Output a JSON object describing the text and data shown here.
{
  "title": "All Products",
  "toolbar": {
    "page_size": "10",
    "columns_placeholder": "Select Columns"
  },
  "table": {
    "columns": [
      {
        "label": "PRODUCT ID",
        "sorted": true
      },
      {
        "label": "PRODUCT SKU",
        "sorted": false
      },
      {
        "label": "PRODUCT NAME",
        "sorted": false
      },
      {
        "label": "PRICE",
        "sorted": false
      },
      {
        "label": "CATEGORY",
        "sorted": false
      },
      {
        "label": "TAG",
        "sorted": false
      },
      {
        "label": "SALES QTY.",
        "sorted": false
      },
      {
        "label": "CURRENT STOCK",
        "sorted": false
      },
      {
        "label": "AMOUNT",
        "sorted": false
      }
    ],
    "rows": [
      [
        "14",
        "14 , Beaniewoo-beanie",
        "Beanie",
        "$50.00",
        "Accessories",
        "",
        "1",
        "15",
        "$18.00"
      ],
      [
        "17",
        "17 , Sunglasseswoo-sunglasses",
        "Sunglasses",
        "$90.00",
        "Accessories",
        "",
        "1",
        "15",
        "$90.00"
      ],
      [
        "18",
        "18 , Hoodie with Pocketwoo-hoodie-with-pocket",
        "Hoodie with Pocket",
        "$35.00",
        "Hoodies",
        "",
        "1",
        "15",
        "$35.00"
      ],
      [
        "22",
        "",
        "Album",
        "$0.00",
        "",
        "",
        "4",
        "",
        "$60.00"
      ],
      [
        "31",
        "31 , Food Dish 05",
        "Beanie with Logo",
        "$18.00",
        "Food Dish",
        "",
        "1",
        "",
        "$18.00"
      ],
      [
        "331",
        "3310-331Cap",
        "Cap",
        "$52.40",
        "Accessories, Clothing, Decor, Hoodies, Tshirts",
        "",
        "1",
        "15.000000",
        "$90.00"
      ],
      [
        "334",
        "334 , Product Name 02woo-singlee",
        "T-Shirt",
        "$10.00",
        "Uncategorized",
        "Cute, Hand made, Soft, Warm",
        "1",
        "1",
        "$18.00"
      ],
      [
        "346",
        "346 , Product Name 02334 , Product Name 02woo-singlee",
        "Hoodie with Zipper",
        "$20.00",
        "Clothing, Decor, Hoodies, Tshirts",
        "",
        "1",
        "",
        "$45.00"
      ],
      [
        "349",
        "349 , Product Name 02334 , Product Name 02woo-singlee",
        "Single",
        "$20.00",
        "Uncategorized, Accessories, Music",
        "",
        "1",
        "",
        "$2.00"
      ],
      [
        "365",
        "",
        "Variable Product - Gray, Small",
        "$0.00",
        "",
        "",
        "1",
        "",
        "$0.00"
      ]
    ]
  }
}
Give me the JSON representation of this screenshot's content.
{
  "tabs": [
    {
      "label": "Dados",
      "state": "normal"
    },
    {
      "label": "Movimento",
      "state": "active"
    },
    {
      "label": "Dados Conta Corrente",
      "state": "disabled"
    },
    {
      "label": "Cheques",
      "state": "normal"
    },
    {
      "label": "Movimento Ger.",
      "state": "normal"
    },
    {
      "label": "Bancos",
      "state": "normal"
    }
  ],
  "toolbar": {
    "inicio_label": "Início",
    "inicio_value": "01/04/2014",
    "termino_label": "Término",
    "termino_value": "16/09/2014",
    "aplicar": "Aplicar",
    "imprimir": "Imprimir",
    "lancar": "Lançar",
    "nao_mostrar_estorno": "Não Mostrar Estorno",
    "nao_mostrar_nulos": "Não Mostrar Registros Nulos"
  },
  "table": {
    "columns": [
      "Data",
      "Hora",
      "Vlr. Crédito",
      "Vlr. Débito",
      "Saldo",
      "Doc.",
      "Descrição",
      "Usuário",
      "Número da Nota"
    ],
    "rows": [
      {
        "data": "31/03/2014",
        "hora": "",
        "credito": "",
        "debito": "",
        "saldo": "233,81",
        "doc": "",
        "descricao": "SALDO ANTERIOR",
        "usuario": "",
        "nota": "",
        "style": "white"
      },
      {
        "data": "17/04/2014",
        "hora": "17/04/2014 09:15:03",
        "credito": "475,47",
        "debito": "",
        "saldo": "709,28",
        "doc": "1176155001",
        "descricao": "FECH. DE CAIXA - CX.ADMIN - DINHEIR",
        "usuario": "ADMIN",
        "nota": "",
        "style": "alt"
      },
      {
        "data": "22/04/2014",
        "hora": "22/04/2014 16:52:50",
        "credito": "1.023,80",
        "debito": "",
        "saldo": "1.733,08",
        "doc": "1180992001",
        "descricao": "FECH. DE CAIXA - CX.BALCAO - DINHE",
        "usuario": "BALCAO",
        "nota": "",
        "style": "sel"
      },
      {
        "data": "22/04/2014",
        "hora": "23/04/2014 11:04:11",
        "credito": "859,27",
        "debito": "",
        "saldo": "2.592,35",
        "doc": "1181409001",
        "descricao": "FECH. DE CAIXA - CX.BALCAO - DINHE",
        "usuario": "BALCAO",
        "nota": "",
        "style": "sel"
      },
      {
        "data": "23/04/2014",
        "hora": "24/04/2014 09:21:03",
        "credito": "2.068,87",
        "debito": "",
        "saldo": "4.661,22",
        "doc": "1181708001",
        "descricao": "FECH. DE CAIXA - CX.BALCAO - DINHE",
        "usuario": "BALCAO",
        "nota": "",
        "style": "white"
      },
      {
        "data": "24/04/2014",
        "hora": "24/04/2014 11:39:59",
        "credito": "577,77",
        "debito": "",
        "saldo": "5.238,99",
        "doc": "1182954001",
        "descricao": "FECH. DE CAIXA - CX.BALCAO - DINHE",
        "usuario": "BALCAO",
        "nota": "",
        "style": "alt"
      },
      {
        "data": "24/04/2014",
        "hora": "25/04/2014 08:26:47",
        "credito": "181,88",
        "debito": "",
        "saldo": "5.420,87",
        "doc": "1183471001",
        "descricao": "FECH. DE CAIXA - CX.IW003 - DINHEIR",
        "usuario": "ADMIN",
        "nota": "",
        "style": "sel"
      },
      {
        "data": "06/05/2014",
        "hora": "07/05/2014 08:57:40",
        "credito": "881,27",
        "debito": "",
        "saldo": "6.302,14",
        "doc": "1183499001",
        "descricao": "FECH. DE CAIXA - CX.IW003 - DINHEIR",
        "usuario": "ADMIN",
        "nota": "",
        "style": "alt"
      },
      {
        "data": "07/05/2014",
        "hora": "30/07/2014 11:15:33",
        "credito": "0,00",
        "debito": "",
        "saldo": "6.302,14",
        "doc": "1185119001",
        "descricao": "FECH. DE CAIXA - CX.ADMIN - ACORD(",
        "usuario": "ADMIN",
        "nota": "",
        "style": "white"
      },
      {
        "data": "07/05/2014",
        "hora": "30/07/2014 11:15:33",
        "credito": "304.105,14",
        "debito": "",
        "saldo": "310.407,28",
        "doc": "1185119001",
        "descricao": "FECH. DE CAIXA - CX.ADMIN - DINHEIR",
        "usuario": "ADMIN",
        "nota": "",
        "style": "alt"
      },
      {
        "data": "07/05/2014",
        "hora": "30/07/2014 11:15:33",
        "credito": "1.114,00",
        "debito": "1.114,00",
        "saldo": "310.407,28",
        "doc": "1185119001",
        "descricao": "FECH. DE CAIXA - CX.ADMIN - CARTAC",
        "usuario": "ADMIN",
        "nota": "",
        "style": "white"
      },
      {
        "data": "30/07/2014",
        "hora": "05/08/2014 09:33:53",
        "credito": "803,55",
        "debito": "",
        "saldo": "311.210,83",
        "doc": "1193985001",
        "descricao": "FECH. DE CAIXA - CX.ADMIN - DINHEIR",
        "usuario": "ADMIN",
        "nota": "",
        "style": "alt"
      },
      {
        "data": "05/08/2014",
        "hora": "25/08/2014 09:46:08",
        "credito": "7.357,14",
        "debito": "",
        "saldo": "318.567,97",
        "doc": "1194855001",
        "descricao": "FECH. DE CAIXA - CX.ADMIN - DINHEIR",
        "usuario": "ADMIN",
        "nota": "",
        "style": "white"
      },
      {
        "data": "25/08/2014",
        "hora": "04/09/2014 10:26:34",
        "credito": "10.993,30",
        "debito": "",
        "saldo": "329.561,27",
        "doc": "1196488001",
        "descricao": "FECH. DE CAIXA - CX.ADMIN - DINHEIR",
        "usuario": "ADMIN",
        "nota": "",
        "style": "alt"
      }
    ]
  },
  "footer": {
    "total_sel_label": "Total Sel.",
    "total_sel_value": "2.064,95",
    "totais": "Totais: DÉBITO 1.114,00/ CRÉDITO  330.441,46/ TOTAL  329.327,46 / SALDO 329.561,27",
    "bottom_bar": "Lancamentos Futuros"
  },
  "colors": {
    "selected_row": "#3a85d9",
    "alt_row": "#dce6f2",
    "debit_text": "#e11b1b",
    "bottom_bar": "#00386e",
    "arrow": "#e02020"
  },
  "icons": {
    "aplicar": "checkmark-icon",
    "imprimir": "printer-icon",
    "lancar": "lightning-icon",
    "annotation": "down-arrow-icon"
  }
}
+ + + + +
▶ _Problem to solve_
Collect every line from the records above that contains the word "Mostrar".

▶ _Reply_
    "nao_mostrar_estorno": "Não Mostrar Estorno",
    "nao_mostrar_nulos": "Não Mostrar Registros Nulos"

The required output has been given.